What you have to do: Go through the records underneath and write each one out again exactly.

Record excerpts:
## Start

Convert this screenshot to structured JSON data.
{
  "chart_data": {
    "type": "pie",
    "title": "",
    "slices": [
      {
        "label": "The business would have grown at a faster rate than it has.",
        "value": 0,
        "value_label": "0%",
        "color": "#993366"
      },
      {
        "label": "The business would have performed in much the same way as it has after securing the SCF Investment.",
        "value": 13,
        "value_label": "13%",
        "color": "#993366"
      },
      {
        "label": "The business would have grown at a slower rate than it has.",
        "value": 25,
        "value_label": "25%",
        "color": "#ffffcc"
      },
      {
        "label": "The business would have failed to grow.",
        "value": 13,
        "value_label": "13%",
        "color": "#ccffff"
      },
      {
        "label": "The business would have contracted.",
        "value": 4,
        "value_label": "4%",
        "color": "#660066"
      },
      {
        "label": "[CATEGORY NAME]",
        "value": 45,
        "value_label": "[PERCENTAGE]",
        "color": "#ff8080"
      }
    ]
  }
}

## End

Answer to the task:
Convert this screenshot to structured JSON data.
{
  "chart_data": {
    "type": "pie",
    "title": "",
    "slices": [
      {
        "label": "The business would have grown at a faster rate than it has.",
        "value": 0,
        "value_label": "0%",
        "color": "#993366"
      },
      {
        "label": "The business would have performed in much the same way as it has after securing the SCF Investment.",
        "value": 13,
        "value_label": "13%",
        "color": "#993366"
      },
      {
        "label": "The business would have grown at a slower rate than it has.",
        "value": 25,
        "value_label": "25%",
        "color": "#ffffcc"
      },
      {
        "label": "The business would have failed to grow.",
        "value": 13,
        "value_label": "13%",
        "color": "#ccffff"
      },
      {
        "label": "The business would have contracted.",
        "value": 4,
        "value_label": "4%",
        "color": "#660066"
      },
      {
        "label": "[CATEGORY NAME]",
        "value": 45,
        "value_label": "[PERCENTAGE]",
        "color": "#ff8080"
      }
    ]
  }
}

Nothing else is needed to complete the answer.